(AIM OF THE EXERCISE): In the data below, find every line that has the string "Stap", and copy it.

(DATA LINES):
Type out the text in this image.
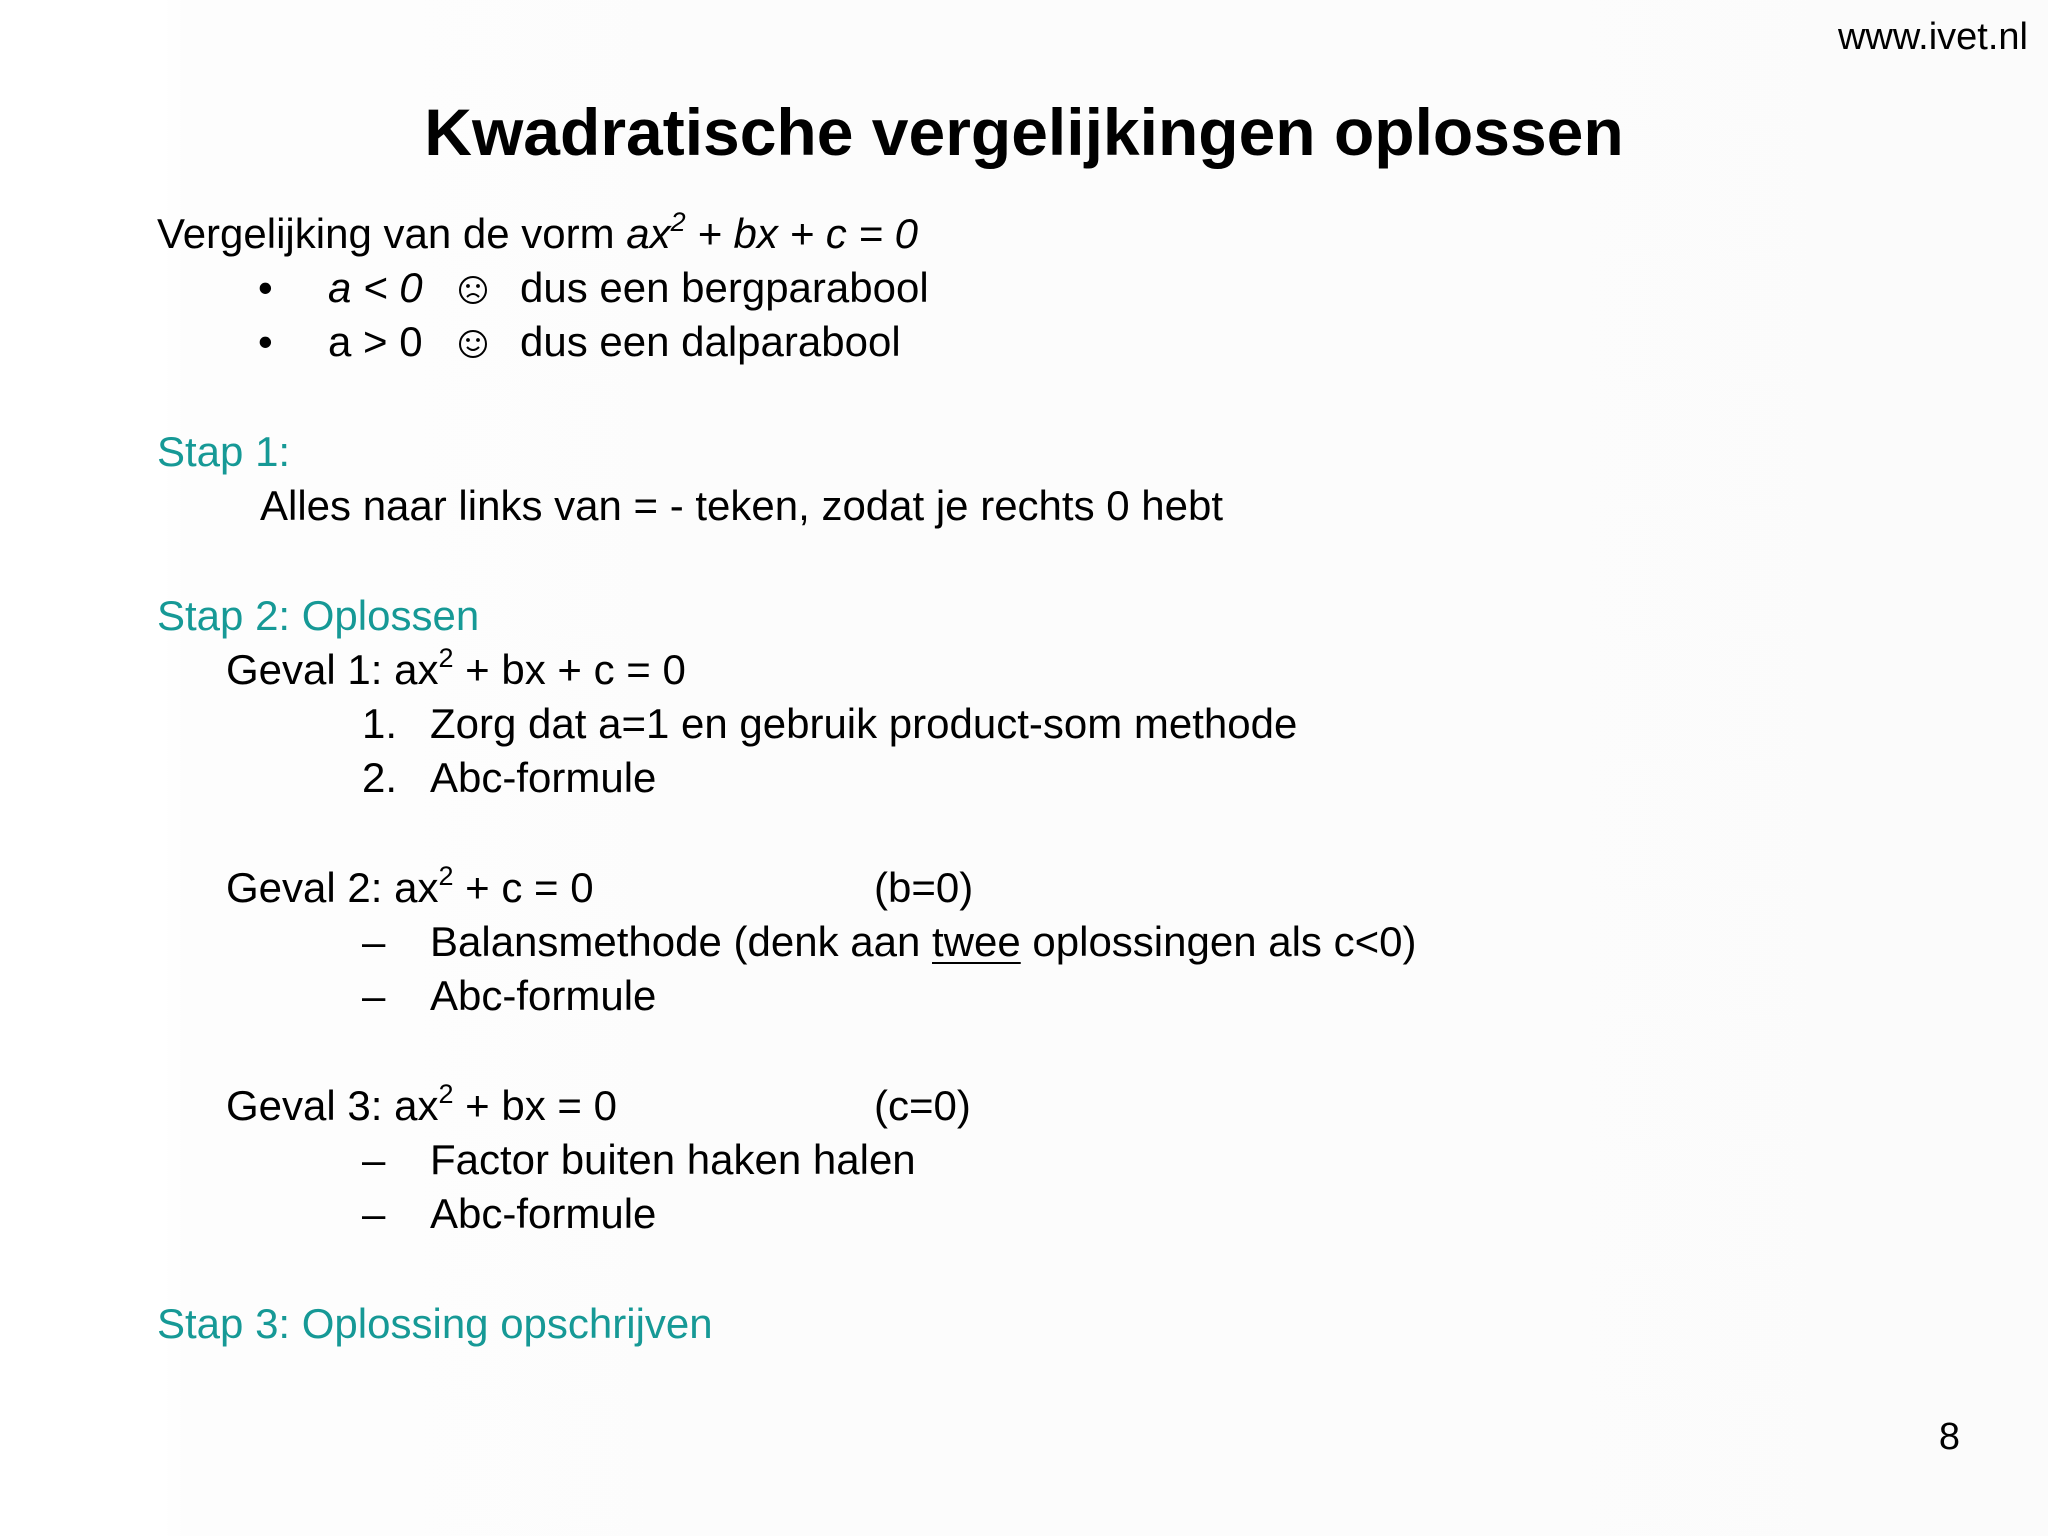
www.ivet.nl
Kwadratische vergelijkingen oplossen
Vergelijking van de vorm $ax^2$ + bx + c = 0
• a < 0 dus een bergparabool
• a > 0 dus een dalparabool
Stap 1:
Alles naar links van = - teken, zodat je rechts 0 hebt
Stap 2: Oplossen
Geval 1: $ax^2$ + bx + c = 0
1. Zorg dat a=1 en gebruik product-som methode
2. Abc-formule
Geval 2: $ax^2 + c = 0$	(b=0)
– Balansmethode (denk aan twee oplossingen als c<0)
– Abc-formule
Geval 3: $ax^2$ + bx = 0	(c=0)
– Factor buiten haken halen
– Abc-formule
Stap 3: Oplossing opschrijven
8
---
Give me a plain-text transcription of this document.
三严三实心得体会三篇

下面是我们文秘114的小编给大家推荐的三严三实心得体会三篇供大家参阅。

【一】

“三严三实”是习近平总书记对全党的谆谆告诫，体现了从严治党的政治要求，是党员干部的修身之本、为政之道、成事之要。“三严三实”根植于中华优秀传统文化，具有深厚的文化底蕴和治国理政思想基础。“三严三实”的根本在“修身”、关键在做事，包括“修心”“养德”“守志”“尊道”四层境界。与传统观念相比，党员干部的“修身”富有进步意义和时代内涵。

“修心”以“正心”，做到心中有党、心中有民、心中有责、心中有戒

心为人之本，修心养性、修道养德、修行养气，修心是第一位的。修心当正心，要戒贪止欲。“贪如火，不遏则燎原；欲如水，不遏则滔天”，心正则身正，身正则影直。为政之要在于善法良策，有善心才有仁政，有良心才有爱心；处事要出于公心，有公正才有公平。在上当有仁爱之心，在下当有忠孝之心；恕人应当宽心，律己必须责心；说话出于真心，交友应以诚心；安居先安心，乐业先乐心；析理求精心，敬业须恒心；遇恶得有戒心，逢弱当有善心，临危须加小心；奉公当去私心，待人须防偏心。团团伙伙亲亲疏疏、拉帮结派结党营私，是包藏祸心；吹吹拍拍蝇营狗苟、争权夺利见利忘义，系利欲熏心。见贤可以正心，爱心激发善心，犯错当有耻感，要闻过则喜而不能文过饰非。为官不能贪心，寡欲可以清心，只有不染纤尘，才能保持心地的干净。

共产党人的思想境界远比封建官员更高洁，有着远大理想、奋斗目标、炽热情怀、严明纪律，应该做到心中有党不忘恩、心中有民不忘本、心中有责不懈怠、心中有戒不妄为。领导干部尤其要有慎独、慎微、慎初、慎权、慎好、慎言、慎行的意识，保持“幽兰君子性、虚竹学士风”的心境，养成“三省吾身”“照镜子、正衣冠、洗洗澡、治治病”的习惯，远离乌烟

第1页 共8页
==
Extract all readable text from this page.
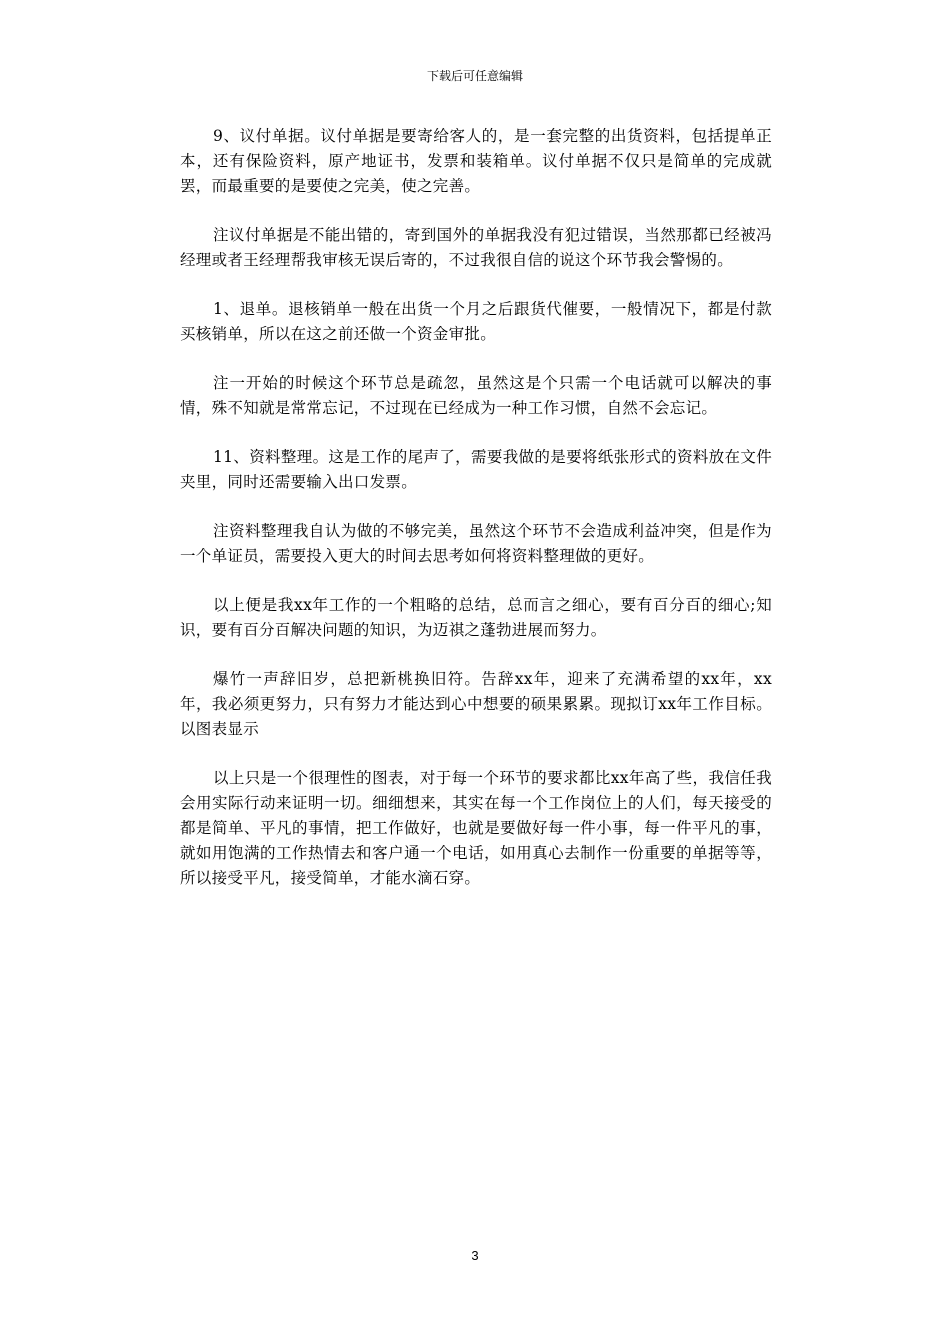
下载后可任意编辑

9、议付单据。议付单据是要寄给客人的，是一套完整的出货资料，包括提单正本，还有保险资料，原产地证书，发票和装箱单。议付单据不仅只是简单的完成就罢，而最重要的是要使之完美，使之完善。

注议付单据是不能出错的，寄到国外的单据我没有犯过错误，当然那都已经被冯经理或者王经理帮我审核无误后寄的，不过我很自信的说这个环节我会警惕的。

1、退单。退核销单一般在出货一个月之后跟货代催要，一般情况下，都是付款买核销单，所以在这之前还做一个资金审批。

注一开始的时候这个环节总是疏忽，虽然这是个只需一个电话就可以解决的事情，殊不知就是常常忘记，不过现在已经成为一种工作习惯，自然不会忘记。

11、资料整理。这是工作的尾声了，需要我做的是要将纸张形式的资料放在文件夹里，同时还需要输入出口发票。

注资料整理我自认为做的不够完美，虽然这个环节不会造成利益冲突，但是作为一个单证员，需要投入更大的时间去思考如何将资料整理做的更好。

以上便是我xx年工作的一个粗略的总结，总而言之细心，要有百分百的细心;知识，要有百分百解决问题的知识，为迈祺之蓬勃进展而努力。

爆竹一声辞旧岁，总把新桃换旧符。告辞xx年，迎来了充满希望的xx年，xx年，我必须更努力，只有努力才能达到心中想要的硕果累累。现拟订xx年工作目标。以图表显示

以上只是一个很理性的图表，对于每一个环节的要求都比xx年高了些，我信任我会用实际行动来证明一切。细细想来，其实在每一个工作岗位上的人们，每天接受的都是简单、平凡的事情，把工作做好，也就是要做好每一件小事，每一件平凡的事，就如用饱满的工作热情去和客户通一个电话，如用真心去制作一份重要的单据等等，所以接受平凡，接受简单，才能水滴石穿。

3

(EXERCISE OUTPUT):
Stap 1:
Stap 2: Oplossen
Stap 3: Oplossing opschrijven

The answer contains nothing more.